** START OF Listing **

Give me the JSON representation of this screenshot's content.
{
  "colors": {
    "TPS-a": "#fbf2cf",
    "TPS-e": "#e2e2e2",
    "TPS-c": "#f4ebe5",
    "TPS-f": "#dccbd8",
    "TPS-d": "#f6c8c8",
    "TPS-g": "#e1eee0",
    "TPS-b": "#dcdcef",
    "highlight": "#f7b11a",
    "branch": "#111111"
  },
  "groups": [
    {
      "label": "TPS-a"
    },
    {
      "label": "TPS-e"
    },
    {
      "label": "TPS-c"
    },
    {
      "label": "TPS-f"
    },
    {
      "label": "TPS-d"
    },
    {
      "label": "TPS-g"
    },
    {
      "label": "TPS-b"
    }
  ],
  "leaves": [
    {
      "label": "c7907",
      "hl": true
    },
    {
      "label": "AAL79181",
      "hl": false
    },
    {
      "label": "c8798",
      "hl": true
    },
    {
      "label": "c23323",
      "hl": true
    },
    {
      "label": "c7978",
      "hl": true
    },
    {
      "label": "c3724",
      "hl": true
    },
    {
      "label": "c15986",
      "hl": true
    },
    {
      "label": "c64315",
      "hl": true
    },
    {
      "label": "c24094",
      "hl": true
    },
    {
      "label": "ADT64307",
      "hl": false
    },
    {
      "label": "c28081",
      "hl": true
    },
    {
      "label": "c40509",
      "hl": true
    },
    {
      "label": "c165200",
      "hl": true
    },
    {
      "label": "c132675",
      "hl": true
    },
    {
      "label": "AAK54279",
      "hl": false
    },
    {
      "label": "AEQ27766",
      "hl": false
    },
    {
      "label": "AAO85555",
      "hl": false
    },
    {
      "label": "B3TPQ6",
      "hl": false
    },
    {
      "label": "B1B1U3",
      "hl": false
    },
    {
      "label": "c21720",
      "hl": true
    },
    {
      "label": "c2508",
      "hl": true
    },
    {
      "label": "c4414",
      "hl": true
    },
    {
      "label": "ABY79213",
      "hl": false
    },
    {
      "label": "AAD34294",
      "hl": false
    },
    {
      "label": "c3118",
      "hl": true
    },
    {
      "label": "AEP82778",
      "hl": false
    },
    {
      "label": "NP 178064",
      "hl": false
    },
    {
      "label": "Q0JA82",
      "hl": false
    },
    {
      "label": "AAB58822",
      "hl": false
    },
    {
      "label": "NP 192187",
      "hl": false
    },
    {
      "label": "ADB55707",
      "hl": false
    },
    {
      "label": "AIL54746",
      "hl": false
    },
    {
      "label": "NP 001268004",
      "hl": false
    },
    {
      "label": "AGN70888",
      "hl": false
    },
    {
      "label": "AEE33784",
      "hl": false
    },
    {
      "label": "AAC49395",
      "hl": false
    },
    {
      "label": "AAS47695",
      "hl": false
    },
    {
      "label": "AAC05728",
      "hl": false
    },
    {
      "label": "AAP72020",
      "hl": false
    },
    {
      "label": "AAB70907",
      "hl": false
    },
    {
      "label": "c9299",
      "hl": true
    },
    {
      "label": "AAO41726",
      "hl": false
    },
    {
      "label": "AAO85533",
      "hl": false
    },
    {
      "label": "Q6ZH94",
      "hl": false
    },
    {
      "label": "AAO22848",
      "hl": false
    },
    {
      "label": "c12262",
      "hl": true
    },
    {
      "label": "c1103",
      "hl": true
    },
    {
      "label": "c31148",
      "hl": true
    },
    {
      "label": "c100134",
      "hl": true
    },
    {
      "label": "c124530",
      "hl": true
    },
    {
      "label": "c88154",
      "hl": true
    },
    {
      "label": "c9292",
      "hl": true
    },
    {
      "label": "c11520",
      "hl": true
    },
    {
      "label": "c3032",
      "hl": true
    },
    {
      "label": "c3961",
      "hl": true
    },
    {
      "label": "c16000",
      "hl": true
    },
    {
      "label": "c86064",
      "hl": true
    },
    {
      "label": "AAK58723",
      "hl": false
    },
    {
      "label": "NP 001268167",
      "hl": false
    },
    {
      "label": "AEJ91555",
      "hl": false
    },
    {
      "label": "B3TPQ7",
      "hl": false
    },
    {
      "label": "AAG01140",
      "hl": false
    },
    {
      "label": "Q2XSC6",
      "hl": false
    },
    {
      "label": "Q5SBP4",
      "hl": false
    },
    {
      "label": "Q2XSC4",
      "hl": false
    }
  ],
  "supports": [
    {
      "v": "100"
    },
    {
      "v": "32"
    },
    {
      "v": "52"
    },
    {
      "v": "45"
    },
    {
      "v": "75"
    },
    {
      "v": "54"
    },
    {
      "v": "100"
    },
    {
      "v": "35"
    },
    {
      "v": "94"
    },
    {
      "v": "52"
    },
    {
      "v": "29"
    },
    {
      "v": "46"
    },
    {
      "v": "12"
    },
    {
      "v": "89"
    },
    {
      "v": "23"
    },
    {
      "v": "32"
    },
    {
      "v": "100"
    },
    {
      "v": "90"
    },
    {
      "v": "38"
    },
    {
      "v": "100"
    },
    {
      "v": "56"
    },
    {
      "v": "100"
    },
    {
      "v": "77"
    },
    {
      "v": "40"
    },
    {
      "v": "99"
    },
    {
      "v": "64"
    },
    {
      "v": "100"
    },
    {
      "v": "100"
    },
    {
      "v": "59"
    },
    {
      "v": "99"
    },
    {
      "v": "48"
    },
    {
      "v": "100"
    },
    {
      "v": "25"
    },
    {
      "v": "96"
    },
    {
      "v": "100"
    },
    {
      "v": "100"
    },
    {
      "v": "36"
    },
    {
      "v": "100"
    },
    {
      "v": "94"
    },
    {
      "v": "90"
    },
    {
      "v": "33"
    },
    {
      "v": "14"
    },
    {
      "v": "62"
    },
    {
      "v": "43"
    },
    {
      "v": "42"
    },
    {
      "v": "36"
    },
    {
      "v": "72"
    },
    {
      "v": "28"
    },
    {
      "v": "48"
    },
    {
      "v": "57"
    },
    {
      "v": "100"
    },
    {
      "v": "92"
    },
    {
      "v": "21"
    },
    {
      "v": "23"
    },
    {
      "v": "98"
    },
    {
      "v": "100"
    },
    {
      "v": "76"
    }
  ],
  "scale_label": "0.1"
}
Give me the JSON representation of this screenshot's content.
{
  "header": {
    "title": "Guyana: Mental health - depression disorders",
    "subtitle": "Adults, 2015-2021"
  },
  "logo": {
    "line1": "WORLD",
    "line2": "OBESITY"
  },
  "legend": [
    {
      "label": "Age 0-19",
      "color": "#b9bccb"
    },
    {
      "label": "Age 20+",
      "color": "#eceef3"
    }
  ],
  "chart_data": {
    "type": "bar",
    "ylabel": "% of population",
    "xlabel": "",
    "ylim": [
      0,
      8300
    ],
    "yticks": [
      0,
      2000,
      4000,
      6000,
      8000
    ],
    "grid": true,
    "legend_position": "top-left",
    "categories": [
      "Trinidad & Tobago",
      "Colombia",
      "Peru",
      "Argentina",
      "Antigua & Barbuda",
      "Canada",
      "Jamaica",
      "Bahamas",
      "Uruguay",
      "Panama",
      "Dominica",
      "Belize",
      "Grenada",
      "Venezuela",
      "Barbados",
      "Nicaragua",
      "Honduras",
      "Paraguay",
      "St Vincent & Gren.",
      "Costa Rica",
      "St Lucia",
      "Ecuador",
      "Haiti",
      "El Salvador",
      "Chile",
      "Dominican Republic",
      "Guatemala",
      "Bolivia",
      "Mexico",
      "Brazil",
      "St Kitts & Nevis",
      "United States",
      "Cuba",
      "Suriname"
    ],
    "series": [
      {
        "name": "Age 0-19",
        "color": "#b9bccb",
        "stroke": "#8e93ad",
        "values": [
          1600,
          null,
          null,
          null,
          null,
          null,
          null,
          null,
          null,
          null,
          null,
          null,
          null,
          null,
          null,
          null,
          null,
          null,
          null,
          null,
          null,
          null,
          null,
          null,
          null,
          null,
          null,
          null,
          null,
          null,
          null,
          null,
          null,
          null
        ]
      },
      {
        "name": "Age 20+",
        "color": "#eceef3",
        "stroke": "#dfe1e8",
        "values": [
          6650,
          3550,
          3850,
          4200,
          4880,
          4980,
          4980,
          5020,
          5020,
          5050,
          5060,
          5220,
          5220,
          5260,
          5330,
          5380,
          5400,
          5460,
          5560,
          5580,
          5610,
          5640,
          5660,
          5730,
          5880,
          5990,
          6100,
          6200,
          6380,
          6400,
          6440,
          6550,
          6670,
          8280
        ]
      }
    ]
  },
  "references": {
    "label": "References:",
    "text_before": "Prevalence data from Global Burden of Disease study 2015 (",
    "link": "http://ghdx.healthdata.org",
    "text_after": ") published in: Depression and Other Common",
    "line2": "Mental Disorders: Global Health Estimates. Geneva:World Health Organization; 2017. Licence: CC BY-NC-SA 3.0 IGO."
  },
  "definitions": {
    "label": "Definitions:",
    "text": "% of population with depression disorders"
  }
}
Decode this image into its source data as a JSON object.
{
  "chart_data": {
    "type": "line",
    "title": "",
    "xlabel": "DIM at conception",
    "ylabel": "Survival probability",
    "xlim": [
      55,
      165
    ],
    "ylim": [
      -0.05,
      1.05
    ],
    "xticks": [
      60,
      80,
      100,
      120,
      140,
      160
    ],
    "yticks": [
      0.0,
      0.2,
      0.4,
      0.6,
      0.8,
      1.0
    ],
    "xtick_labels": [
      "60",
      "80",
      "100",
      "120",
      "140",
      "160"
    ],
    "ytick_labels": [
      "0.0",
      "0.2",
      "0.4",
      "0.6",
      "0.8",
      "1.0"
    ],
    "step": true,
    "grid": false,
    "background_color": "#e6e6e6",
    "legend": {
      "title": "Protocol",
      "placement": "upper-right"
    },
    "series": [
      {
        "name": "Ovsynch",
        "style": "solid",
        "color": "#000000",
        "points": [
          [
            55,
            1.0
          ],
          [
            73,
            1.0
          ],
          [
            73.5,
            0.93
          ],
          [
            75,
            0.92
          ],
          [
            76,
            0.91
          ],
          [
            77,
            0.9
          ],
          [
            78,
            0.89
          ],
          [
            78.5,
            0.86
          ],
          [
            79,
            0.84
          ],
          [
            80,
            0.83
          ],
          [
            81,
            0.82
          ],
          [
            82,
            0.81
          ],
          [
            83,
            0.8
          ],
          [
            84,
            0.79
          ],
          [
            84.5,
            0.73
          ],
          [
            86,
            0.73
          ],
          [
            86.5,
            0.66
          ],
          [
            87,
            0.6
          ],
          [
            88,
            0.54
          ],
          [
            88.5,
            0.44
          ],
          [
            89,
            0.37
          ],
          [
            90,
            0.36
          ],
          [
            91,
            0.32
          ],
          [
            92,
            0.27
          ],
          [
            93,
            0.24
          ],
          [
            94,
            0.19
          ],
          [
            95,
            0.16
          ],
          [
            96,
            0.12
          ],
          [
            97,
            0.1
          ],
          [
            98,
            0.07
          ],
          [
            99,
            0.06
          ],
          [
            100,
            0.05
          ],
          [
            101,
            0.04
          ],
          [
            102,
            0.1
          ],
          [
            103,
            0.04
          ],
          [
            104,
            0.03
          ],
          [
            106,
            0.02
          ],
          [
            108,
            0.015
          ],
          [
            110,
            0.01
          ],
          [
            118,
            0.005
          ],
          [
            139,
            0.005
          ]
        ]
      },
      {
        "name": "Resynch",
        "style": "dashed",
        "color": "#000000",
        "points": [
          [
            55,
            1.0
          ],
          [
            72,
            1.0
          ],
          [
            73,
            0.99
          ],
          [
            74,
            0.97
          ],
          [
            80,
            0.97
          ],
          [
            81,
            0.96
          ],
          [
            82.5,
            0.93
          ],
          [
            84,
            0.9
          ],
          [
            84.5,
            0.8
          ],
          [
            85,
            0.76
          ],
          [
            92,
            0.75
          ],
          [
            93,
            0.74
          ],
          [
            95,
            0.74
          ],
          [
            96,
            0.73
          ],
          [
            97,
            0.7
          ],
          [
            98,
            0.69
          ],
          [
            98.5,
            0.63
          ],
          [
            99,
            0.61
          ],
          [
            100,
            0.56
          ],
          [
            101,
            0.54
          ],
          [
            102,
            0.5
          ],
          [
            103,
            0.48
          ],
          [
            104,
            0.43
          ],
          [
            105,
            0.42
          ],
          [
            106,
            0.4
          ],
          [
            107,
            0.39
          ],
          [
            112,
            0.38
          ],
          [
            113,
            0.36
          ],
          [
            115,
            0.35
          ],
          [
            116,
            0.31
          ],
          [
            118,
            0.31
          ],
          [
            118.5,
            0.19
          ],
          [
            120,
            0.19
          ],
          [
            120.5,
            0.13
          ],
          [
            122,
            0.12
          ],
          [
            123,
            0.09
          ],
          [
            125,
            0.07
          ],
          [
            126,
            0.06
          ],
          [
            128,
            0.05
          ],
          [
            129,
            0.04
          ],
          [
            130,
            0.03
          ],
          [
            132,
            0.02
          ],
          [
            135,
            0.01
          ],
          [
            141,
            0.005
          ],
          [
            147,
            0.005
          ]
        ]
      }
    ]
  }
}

** END OF Listing **

Task requirements » List all lines where "population" occurs.

Task response »
    "ylabel": "% of population",
    "text": "% of population with depression disorders"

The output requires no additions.